__WHAT TO PRODUCE__
For every line in the data below that contains "avatar", copy the line.

** start **

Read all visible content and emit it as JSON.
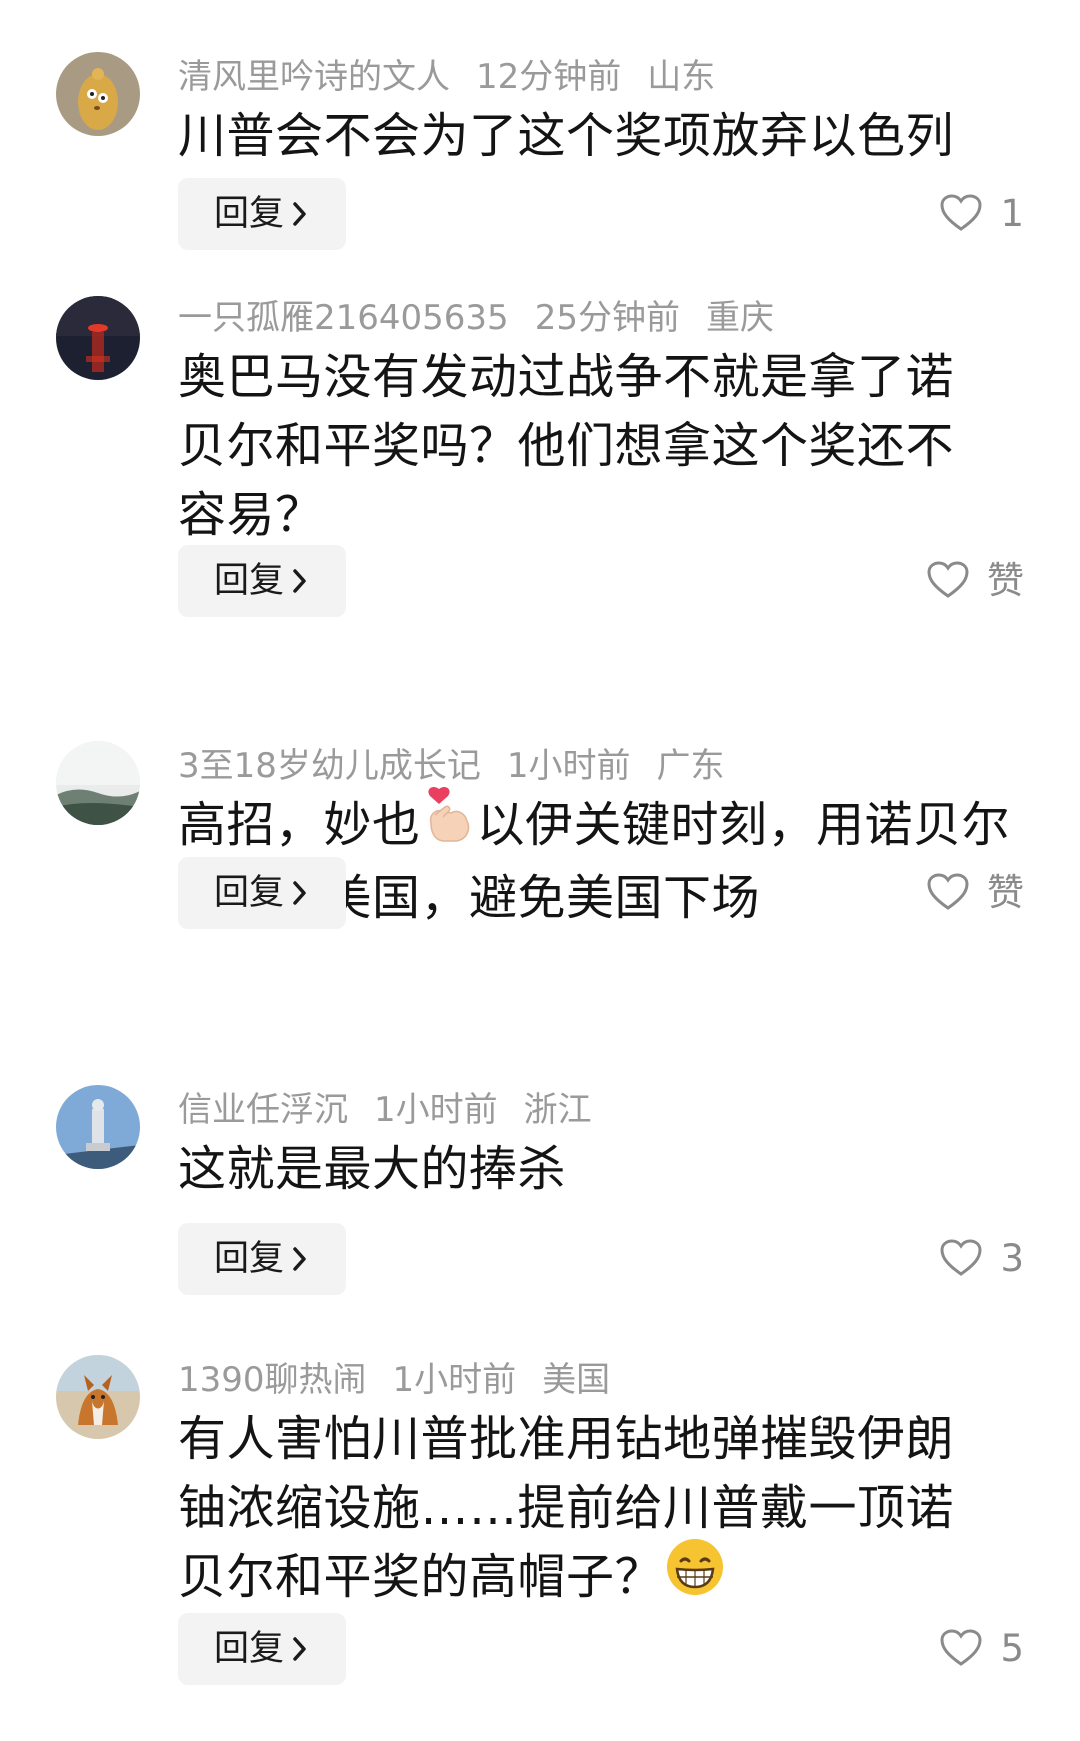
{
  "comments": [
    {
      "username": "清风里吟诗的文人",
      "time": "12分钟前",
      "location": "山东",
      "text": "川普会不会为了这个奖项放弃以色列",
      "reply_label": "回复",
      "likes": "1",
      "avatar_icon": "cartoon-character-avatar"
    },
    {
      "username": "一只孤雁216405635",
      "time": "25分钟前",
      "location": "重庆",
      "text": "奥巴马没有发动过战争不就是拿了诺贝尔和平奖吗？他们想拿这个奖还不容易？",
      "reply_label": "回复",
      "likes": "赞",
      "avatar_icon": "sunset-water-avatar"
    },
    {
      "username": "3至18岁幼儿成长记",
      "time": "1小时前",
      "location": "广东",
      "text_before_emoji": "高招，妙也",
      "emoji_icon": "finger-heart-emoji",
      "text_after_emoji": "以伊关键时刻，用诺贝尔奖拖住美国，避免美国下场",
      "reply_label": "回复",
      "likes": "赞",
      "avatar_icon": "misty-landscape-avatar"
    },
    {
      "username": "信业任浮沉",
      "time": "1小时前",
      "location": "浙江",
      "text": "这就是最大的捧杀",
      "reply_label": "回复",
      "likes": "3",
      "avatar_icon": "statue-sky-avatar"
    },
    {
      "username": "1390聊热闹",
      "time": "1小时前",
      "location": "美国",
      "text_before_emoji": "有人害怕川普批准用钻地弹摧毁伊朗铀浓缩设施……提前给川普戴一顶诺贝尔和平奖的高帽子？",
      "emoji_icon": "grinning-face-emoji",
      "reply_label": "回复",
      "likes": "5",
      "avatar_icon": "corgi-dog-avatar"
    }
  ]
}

** end **
** start **

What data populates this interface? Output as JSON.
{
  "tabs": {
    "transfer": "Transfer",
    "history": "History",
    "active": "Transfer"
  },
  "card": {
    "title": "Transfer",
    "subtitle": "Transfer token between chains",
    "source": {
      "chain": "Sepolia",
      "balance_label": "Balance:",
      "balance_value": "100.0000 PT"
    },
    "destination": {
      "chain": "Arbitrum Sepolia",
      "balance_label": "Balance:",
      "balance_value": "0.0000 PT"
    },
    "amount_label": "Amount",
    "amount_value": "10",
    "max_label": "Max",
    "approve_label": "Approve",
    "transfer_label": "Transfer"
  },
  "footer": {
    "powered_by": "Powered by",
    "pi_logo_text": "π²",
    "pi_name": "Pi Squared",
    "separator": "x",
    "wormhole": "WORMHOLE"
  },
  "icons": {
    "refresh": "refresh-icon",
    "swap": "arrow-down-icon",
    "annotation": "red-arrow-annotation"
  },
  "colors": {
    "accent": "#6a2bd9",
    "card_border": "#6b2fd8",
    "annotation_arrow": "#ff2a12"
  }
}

** end **

__RESULT BELOW__
      "avatar_icon": "cartoon-character-avatar"
      "avatar_icon": "sunset-water-avatar"
      "avatar_icon": "misty-landscape-avatar"
      "avatar_icon": "statue-sky-avatar"
      "avatar_icon": "corgi-dog-avatar"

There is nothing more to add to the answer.